[DATA SUPPLIED]

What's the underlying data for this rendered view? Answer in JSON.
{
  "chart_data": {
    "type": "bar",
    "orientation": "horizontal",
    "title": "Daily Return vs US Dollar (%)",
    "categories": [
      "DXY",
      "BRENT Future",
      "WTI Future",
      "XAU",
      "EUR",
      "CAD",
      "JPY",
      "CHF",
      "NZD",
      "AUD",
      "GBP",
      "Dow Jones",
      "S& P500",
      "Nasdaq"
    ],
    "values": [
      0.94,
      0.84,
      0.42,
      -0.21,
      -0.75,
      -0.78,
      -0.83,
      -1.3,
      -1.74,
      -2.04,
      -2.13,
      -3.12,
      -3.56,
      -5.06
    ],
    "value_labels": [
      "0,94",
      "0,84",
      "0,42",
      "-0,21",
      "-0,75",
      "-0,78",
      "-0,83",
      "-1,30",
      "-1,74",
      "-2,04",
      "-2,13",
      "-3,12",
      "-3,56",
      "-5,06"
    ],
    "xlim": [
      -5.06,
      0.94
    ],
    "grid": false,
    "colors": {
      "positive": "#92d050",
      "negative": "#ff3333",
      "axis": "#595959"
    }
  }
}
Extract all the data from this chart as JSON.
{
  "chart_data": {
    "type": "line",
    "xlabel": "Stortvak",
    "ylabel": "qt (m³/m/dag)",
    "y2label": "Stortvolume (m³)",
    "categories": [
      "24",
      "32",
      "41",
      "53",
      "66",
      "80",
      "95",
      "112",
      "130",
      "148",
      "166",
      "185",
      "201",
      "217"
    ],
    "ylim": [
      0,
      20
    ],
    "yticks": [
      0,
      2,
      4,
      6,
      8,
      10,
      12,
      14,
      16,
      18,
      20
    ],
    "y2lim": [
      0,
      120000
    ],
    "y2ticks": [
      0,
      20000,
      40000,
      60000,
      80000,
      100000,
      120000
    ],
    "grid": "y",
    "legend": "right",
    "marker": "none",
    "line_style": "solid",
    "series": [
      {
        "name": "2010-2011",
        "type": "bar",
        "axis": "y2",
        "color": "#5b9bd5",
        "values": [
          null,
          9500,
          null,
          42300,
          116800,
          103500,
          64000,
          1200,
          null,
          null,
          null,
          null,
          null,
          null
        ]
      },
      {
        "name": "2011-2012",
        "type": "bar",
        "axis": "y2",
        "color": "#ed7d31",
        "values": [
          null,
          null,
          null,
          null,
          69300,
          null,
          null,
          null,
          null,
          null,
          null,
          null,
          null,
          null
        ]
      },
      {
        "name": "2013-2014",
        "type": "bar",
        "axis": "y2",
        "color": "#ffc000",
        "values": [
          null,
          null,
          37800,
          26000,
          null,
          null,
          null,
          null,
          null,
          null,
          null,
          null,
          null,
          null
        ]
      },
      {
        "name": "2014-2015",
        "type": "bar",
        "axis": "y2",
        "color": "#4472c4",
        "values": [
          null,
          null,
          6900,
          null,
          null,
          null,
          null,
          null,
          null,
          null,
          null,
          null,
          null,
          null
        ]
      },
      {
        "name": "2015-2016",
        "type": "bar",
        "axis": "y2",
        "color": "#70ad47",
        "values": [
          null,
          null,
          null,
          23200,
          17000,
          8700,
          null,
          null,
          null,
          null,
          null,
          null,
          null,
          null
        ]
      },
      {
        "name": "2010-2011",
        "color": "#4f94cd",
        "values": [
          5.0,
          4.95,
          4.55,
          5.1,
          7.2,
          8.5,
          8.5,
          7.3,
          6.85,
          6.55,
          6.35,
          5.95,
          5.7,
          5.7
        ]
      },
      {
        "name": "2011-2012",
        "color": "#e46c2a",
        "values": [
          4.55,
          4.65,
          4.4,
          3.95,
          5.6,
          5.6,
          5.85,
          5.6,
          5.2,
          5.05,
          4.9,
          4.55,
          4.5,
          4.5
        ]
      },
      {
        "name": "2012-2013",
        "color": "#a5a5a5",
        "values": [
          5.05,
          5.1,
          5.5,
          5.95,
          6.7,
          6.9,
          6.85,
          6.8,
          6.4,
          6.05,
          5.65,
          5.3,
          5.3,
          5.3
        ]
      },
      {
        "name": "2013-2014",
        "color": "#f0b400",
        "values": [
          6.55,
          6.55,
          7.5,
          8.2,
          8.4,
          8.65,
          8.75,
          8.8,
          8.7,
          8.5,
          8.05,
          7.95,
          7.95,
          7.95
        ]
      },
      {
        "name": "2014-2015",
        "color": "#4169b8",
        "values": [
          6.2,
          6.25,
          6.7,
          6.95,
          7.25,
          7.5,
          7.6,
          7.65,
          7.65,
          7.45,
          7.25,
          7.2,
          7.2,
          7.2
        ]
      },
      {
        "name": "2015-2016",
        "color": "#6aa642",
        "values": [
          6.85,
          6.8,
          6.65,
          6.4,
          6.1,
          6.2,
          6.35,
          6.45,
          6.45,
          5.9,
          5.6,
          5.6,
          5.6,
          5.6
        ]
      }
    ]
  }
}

[TASK INSTRUCTIONS] Look back over the material above and state how many lines hold the word "JSON". Write the number and nothing else.

[TASK OUTPUT] 2